## begin Material provided

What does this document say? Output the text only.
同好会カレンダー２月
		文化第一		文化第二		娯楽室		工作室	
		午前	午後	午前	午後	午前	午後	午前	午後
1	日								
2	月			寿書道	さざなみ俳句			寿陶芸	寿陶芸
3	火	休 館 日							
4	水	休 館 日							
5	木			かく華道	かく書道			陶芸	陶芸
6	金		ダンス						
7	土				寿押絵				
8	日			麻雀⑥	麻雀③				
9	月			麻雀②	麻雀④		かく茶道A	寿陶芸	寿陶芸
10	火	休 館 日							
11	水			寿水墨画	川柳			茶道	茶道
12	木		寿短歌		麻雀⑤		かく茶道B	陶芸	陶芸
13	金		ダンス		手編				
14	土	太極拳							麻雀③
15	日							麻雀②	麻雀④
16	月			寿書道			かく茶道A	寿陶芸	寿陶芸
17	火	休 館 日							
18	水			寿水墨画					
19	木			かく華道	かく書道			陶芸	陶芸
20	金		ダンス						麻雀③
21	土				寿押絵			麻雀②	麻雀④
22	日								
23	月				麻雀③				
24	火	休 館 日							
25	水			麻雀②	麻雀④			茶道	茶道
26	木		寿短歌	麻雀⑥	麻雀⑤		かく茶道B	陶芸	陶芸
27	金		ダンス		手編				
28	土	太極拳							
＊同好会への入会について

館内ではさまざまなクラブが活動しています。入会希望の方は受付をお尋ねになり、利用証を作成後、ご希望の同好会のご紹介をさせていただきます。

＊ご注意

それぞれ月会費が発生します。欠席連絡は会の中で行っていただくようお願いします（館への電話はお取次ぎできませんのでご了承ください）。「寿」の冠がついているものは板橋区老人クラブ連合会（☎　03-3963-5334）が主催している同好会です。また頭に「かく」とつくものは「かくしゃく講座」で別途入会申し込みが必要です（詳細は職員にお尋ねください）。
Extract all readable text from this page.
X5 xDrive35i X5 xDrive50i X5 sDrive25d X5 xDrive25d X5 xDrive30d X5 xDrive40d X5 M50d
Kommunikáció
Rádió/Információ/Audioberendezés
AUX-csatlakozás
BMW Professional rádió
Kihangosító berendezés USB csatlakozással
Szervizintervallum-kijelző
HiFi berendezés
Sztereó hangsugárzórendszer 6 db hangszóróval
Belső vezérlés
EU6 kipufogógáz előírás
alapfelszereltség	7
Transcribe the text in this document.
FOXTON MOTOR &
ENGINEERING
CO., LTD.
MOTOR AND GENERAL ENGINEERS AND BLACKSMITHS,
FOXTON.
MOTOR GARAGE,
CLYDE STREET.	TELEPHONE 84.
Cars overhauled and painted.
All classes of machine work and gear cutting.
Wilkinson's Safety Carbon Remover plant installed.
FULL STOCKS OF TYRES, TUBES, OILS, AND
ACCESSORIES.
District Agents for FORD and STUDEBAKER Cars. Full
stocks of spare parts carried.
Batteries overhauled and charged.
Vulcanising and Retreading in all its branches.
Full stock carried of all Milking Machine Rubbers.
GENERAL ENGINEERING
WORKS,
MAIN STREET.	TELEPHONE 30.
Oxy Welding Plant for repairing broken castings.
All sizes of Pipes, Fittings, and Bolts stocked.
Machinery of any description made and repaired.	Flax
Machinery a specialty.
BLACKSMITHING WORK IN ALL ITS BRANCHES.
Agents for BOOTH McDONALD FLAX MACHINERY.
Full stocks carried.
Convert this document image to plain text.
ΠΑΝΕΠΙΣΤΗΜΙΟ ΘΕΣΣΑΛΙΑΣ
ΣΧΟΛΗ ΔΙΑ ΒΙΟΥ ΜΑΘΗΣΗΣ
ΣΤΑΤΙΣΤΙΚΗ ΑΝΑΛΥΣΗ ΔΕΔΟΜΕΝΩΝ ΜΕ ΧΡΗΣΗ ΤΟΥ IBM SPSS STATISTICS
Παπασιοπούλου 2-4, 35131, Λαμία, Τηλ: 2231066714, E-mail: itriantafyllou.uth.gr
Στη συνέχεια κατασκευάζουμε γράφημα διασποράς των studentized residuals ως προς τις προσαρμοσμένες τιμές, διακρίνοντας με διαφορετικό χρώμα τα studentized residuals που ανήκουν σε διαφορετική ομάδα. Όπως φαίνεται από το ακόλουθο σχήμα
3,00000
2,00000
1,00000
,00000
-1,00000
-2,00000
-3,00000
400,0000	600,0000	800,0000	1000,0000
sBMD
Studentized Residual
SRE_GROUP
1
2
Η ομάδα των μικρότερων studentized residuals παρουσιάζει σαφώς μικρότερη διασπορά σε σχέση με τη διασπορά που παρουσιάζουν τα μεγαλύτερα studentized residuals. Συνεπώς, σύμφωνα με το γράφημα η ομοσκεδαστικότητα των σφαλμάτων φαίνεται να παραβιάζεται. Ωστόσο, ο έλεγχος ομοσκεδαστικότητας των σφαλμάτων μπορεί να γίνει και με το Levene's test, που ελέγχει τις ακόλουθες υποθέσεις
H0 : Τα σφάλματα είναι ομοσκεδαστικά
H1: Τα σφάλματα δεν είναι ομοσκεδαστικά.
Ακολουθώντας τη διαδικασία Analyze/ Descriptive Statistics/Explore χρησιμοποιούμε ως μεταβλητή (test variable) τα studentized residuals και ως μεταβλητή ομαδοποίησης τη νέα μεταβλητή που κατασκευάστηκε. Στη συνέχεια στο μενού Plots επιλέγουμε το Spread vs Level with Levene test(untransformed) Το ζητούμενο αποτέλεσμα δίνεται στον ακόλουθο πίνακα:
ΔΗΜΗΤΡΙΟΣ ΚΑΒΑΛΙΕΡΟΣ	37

## end Material provided

◆ Requirements
Locate the lines above that contain "かく茶道B" and copy them.

◆ Answer
12	木		寿短歌		麻雀⑤		かく茶道B	陶芸	陶芸
26	木		寿短歌	麻雀⑥	麻雀⑤		かく茶道B	陶芸	陶芸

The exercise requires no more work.